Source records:
-- -- --

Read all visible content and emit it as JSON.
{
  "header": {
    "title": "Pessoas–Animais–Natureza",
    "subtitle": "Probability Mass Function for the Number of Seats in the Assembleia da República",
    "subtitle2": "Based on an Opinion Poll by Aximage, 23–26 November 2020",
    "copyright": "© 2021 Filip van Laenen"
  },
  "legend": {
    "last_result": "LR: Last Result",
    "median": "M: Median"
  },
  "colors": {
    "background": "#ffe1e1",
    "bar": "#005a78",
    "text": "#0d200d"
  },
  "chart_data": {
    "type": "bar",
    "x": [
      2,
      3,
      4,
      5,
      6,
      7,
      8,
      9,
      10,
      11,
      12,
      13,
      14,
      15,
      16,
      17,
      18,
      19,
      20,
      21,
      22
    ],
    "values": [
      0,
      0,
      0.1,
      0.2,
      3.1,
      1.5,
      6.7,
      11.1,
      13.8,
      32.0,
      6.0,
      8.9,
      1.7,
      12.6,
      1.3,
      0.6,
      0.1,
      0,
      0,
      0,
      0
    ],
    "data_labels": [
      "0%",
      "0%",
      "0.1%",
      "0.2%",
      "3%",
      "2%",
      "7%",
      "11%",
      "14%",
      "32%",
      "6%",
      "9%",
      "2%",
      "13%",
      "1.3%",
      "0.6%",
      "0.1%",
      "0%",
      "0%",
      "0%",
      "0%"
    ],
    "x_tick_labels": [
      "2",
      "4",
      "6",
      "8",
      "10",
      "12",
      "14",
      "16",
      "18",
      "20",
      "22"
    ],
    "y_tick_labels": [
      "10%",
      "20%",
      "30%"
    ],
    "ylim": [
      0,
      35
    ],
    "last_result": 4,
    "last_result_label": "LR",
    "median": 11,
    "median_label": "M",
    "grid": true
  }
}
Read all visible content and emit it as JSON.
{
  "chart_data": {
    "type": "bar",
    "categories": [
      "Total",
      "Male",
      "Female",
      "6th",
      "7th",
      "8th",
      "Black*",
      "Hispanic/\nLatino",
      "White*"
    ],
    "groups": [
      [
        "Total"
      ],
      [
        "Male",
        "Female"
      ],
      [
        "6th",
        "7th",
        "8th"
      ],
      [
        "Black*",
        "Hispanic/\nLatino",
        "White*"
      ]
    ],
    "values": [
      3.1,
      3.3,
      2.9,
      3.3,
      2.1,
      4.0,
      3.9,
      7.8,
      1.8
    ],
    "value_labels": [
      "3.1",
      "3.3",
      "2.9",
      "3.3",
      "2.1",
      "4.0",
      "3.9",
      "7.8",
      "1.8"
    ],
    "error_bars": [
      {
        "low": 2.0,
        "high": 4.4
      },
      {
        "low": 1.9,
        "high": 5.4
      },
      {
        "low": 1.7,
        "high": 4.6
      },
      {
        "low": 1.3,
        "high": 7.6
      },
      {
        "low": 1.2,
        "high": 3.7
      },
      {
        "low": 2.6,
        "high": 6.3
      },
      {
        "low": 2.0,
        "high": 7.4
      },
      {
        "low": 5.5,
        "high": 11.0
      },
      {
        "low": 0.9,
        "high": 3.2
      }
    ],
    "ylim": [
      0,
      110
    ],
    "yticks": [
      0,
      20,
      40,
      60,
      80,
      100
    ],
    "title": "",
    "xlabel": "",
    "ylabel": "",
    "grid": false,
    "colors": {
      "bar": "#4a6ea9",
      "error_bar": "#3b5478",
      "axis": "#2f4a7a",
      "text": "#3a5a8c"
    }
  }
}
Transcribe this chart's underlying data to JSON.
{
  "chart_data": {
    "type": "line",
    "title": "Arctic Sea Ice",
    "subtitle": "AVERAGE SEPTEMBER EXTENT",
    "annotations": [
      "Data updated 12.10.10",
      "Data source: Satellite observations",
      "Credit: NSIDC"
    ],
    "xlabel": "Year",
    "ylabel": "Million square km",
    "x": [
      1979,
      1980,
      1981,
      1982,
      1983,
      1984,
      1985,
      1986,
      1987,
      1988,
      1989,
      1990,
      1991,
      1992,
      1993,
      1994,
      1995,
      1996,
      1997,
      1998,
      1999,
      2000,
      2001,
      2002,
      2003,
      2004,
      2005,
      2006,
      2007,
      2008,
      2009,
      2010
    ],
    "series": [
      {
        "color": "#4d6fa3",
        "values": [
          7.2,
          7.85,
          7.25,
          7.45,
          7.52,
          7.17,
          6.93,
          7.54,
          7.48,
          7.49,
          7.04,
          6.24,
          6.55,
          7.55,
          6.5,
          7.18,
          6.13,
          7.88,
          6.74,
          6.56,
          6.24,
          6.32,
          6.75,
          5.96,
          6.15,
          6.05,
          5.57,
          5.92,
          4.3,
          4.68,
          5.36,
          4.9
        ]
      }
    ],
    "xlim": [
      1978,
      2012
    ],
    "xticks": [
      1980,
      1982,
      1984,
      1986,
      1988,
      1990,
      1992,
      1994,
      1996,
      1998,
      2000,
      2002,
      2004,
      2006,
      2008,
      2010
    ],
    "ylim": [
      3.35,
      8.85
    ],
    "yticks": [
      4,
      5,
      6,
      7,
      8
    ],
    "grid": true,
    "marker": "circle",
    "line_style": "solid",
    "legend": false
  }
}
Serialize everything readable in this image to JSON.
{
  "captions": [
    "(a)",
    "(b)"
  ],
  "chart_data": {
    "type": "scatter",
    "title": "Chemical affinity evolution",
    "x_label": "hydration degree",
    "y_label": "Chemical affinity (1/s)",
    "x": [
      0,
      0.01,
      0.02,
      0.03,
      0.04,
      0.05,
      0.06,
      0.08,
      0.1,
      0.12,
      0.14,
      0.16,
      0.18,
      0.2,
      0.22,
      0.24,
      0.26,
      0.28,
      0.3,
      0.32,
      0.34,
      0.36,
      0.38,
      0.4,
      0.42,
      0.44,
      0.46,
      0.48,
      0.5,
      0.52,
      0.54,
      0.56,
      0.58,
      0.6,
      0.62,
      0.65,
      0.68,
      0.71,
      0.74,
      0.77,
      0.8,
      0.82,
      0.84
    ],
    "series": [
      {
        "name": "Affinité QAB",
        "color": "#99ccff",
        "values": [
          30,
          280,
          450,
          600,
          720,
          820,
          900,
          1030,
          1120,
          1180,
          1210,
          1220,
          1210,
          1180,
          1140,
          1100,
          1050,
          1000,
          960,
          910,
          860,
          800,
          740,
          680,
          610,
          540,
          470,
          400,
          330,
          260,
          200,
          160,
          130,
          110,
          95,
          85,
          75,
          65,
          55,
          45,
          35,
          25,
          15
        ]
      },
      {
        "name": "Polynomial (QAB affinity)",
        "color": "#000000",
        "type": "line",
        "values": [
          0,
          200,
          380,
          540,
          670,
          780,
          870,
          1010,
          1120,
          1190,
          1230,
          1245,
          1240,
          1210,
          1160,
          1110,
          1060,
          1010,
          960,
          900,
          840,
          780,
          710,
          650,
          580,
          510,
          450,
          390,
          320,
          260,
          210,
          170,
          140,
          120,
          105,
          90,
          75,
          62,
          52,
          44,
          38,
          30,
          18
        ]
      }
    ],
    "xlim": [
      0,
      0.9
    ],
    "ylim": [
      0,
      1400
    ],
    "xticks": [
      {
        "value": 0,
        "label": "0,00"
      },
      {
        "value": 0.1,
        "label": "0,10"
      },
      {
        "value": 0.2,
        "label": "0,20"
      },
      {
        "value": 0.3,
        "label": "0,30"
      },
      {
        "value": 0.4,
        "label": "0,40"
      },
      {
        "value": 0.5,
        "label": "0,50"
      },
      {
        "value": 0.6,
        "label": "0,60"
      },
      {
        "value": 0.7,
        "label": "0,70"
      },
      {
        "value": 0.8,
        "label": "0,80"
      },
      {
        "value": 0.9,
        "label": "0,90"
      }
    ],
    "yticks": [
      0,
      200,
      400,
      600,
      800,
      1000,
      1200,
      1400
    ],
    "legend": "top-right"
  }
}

-- -- --

In the entries above, how many lines contain the word "nLatino"? Answer with the number only.

2